(Text section begins)
Showing posts with label Fire-Toolz. Show all posts
Showing posts with label Fire-Toolz. Show all posts

FIRE-TOOLZ “Rainbow Bridge” (Hausu Mountain)


I don’t even know how to do this anymore. I thought Fire-Toolz peaked last year with Field Whispers (Into the Crystal Palace), which I gave a glowingly weird (or weirdly glowing) review to over at Tiny Mix Tapes (RIP). But now there’s Rainbow Bridge, and my world has been turned upside down. And by that I mean it’s been turned upside down again, because that’s just my reaction to the work of Angel Marcloid, the mastermind behind the Fire-Toolz brand. I get turned upside down – and twisted, and inverted, and turned inside out – anytime I’ve got a new Fire-Toolz thingy to listen to.

Rainbow Bridge is so fast and so loud and so confrontational and so crisp and so clean, all at the same time. I don’t know how Marcloid got the idea to smash easy listening and death metal together, but she pulls it off so well that it has become its own institution throughout the years. In fact, Marcloid is the ONLY one who pulls this off, there is none like her. She even adds elements of jazz and pop here and there, and the result is a prog-metal masterpiece.

Have I called this a masterpiece yet? I’ll have to go back through and check before I post this.

Thematically, Rainbow Bridge connects us to the afterlife, serving as a conduit for, here, feline companions, specifically Marcloid’s beloved cat Breakfast. The album is an ode to life and love and loss, and it’s shot through with primal intensity and introspective sadness, sometimes curdling at once in the same container, at others splattering outward in all directions, and at even others standing separately and looking at each other from across a crowded gymnasium before doing whatever it is whatever I’m talking about feels like. And when the breakneck pace slackens, when the whiplash induced from changes-on-a-dime recedes, there’s “{Screamographic Memory}” to guide us into that light, guide us across that bridge into the cosmic fireworks. That memory of those who pass doesn’t fade, friends.
(Text section ends)
(Extracted material begins)
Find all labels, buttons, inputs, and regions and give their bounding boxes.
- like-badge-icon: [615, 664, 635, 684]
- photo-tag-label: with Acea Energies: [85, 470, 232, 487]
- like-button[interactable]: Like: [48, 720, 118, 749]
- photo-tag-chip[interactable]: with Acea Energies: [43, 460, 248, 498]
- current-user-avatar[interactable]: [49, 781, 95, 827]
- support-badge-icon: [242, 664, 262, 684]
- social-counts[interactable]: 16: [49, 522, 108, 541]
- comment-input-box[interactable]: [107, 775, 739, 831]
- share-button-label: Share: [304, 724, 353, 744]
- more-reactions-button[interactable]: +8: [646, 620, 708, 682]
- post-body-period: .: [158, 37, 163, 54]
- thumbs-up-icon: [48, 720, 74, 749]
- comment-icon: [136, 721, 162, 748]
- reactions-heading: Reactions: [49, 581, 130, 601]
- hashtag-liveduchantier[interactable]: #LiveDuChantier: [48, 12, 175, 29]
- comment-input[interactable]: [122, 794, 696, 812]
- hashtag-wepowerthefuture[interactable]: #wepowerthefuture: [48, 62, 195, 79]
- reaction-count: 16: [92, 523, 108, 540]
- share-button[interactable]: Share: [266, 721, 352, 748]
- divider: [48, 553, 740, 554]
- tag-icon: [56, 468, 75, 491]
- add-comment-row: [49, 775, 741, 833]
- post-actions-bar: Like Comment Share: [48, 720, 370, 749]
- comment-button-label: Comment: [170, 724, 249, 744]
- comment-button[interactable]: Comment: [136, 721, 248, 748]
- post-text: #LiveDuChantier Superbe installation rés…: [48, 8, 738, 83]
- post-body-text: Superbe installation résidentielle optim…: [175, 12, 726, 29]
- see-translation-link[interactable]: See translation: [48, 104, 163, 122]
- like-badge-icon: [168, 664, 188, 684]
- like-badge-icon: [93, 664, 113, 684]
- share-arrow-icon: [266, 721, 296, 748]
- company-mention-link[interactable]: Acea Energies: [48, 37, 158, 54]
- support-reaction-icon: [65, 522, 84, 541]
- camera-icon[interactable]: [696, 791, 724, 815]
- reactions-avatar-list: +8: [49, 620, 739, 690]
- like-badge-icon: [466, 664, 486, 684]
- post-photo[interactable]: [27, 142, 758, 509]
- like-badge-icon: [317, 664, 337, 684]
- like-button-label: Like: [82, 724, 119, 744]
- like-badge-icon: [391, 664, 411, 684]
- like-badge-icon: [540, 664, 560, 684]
(Extracted material ends)
• _What the task requires_
Copy the part of the Rainbow Bridge review that opens with the words "Rainbow Bridge is" and closes with "a prog-metal masterpiece.", keeping every word and mark unchanged.

• _Reply_
Rainbow Bridge is so fast and so loud and so confrontational and so crisp and so clean, all at the same time. I don’t know how Marcloid got the idea to smash easy listening and death metal together, but she pulls it off so well that it has become its own institution throughout the years. In fact, Marcloid is the ONLY one who pulls this off, there is none like her. She even adds elements of jazz and pop here and there, and the result is a prog-metal masterpiece.